#### Exercise directions
Find the word "Newton" in the data. Return every line where it appears.

#### Records for the task

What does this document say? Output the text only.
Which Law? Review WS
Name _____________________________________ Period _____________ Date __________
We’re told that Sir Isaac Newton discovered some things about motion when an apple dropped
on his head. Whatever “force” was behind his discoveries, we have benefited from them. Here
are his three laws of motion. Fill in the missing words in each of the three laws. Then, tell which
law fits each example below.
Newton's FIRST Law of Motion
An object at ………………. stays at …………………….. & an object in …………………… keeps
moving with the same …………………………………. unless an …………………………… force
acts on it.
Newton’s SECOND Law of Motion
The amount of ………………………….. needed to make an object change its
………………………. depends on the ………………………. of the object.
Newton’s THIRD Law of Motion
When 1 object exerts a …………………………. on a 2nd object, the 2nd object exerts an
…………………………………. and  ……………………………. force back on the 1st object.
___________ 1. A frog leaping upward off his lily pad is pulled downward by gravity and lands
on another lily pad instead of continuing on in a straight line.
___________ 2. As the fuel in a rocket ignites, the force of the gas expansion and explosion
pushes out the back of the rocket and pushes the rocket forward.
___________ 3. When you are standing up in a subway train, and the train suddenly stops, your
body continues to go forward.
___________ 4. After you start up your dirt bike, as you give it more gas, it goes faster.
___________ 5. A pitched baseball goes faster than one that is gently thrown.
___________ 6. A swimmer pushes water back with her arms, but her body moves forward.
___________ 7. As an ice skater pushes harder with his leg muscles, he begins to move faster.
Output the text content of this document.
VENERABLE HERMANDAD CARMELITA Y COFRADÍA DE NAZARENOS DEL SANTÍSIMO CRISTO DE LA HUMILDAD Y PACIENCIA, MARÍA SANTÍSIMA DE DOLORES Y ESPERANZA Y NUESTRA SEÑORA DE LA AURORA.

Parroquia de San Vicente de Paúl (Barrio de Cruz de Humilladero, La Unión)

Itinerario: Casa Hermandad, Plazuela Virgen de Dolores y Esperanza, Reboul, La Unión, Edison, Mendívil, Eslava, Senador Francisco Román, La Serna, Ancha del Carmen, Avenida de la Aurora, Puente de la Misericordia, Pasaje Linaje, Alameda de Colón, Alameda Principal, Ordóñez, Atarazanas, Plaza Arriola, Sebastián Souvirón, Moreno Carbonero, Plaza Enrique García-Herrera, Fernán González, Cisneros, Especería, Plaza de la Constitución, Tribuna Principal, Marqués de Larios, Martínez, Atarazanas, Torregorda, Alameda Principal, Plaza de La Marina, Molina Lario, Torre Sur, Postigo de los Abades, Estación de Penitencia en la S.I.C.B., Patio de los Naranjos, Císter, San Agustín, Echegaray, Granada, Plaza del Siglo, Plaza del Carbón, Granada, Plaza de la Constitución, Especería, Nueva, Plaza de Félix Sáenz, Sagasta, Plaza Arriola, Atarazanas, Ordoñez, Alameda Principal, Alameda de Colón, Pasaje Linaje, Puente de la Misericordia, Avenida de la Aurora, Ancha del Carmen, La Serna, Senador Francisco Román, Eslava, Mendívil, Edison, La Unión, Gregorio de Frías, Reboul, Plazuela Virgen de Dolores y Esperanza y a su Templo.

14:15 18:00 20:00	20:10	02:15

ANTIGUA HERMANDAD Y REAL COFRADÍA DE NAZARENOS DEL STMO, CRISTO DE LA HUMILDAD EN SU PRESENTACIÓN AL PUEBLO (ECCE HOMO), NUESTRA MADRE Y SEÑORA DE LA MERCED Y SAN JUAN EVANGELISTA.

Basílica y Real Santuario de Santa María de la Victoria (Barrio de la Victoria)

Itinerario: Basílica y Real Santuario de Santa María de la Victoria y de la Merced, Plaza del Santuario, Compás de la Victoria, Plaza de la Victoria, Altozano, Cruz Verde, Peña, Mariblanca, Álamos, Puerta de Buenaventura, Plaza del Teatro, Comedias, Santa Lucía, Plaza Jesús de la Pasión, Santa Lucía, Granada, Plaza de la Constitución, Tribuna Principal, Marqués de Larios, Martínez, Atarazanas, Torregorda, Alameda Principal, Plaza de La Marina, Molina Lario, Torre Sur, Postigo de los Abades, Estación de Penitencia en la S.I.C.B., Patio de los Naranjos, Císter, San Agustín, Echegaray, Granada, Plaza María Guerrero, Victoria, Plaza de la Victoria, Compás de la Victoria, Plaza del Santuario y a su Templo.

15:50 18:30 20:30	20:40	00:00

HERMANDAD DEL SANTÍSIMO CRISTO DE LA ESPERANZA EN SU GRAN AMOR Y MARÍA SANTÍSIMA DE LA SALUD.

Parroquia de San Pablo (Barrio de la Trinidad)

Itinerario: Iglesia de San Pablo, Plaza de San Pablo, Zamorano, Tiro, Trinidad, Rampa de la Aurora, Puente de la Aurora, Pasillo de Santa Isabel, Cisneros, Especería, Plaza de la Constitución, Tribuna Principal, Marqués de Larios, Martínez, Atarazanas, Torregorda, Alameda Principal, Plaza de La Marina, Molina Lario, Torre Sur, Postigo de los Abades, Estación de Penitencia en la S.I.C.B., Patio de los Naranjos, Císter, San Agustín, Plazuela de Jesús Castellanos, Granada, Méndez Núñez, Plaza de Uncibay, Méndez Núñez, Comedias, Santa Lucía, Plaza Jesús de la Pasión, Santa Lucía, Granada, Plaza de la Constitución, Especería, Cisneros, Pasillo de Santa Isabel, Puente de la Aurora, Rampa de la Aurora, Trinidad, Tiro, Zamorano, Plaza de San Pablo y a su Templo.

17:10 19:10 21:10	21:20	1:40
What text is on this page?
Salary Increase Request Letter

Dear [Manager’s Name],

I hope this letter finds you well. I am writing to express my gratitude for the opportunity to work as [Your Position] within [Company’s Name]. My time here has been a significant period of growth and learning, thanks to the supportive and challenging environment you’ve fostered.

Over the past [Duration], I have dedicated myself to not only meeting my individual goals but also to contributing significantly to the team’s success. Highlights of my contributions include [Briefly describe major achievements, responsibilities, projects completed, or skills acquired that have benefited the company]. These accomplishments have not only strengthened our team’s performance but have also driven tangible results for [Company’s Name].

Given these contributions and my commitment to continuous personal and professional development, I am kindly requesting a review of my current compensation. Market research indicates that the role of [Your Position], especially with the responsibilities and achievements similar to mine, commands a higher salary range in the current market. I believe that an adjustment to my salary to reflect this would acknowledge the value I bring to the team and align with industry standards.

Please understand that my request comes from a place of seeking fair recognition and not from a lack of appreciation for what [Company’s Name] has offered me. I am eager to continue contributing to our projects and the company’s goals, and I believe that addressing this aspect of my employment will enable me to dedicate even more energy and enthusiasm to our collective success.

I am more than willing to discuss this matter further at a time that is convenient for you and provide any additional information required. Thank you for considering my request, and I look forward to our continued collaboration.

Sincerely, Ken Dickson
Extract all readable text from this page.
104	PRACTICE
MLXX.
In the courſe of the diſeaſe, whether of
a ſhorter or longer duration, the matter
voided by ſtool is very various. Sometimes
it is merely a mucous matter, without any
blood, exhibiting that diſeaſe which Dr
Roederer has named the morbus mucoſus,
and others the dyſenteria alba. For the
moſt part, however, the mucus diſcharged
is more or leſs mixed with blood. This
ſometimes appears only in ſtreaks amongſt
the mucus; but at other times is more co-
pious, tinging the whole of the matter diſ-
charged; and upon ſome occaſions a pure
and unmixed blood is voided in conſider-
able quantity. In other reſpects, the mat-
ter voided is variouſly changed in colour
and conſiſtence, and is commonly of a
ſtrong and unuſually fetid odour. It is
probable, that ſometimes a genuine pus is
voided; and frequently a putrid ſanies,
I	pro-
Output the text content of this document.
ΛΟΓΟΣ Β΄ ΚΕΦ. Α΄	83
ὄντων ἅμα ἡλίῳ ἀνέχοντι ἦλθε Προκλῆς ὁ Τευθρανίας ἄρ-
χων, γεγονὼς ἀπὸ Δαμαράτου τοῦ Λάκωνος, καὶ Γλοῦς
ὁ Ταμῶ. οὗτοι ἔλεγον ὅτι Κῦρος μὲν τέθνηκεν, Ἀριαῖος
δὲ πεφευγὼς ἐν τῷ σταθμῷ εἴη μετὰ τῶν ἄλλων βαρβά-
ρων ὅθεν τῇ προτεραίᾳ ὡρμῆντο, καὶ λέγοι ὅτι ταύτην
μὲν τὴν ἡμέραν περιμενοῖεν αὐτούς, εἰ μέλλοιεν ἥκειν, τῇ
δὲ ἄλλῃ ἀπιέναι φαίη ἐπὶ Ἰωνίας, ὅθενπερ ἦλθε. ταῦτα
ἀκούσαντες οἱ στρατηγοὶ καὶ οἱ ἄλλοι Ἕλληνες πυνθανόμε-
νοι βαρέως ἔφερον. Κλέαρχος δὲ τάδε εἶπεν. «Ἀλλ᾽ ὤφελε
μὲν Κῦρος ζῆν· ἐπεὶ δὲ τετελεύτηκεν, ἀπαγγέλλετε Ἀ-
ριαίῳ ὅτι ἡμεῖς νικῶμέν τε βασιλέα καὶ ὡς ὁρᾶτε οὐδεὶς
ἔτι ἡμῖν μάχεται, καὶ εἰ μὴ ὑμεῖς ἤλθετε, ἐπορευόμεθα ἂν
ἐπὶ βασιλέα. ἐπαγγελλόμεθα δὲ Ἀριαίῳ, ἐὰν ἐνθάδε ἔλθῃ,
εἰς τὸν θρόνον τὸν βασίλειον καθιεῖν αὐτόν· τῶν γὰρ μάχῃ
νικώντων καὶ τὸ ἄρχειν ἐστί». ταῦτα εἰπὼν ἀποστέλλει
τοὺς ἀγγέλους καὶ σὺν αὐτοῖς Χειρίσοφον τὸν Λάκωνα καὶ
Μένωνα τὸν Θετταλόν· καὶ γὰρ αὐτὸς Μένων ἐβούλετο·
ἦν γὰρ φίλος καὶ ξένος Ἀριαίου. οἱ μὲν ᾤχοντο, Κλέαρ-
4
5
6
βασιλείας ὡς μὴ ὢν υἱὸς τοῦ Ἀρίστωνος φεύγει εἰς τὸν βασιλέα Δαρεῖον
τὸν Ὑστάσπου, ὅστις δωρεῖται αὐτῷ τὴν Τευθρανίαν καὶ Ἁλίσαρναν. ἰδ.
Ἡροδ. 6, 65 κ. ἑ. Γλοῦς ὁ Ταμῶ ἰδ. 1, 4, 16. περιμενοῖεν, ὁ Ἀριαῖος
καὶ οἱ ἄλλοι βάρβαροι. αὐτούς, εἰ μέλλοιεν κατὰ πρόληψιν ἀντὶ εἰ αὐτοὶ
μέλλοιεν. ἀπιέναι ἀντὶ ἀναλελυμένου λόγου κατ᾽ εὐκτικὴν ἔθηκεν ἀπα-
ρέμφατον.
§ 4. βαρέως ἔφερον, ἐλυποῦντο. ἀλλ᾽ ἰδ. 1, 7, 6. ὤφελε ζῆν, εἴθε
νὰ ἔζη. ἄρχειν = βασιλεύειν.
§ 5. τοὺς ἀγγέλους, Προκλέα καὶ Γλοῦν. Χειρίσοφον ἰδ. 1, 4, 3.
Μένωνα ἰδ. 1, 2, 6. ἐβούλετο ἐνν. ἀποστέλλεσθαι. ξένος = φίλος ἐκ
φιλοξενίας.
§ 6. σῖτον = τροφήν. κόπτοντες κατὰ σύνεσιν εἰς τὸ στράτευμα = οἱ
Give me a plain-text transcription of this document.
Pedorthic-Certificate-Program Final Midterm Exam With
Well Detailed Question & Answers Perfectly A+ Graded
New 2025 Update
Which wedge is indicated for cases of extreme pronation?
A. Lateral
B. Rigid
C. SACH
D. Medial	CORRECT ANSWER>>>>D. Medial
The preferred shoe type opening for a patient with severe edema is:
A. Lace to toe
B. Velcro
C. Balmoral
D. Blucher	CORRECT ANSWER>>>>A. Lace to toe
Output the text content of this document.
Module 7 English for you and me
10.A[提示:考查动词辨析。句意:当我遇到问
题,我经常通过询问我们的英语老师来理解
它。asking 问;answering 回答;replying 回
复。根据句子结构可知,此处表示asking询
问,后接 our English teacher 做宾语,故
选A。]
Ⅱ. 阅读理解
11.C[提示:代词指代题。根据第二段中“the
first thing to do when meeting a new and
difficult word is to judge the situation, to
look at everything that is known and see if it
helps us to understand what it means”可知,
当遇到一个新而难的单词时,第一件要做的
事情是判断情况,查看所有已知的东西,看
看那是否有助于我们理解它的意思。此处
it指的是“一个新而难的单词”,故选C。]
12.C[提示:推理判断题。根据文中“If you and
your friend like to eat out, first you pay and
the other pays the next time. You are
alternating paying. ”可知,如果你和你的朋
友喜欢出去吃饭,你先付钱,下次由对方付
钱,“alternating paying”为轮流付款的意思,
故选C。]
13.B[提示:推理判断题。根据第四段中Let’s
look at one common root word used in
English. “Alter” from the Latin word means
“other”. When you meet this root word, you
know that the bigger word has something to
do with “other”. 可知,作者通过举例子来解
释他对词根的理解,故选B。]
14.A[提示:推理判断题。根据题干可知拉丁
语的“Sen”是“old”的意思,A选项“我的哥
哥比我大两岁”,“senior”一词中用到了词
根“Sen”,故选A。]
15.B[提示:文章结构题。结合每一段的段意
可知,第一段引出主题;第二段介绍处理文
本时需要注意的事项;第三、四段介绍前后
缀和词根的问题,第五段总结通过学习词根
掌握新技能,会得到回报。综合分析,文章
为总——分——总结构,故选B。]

#### Result for this task
We’re told that Sir Isaac Newton discovered some things about motion when an apple dropped
Newton's FIRST Law of Motion
Newton’s SECOND Law of Motion
Newton’s THIRD Law of Motion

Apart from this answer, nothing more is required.